§ PROBLEM DETAILS
Rewrite the lines from the first one up to and including the line containing "cookie-paragraph-age: By using" as a JSON list of strings, with one string per line and blank lines left out.

§ DATA SECTION
· · · · ·

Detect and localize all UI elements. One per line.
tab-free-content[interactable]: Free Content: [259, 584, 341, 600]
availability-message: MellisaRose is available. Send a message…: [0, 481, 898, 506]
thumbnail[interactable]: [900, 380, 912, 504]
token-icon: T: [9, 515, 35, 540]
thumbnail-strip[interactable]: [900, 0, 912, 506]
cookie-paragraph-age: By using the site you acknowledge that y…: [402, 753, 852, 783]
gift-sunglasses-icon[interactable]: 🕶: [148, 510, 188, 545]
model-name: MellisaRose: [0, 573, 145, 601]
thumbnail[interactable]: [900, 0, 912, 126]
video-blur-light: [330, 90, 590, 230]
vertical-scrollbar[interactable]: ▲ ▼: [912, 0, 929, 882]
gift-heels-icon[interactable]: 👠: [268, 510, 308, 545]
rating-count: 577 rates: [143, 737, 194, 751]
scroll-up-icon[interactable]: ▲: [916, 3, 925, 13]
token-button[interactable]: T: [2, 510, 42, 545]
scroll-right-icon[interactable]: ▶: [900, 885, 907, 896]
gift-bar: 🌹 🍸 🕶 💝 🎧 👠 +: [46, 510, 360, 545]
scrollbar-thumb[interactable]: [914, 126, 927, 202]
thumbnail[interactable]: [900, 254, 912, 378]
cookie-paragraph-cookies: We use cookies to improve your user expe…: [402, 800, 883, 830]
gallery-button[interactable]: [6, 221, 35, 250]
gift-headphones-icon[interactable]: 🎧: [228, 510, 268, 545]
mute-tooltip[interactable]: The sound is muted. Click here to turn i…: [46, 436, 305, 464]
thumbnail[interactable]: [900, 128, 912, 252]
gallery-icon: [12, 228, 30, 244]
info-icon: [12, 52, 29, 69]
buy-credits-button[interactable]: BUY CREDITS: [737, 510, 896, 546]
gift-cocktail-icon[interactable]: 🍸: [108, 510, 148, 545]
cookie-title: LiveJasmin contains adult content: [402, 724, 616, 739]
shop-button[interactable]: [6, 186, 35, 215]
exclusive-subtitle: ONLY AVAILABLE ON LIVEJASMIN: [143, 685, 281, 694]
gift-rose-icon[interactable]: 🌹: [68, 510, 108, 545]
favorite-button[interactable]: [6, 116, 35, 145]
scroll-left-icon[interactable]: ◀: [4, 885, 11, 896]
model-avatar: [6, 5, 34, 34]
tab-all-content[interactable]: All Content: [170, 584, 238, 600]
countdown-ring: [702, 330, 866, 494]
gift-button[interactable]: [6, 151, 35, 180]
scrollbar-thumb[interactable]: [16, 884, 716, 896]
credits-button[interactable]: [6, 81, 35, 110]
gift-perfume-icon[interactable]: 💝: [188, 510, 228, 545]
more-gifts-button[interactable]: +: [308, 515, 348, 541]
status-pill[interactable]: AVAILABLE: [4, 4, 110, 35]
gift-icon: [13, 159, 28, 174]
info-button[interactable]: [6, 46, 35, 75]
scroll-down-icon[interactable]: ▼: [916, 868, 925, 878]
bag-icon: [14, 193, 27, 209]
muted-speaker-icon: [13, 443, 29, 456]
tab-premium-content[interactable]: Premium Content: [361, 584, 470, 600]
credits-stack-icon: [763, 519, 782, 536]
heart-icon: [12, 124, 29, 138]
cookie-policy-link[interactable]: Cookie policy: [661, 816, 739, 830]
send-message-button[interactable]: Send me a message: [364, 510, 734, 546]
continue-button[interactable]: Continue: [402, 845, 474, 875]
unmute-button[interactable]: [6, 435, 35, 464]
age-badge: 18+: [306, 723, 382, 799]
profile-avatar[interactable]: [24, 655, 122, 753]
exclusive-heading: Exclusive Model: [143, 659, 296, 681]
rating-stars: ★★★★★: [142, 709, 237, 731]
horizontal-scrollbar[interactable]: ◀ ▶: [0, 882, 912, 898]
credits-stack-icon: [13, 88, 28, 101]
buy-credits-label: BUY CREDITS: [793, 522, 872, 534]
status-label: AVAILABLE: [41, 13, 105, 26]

· · · · ·

§ THE ANSWER
[
  "Detect and localize all UI elements. One per line.",
  "tab-free-content[interactable]: Free Content: [259, 584, 341, 600]",
  "availability-message: MellisaRose is available. Send a message…: [0, 481, 898, 506]",
  "thumbnail[interactable]: [900, 380, 912, 504]",
  "token-icon: T: [9, 515, 35, 540]",
  "thumbnail-strip[interactable]: [900, 0, 912, 506]",
  "cookie-paragraph-age: By using the site you acknowledge that y…: [402, 753, 852, 783]"
]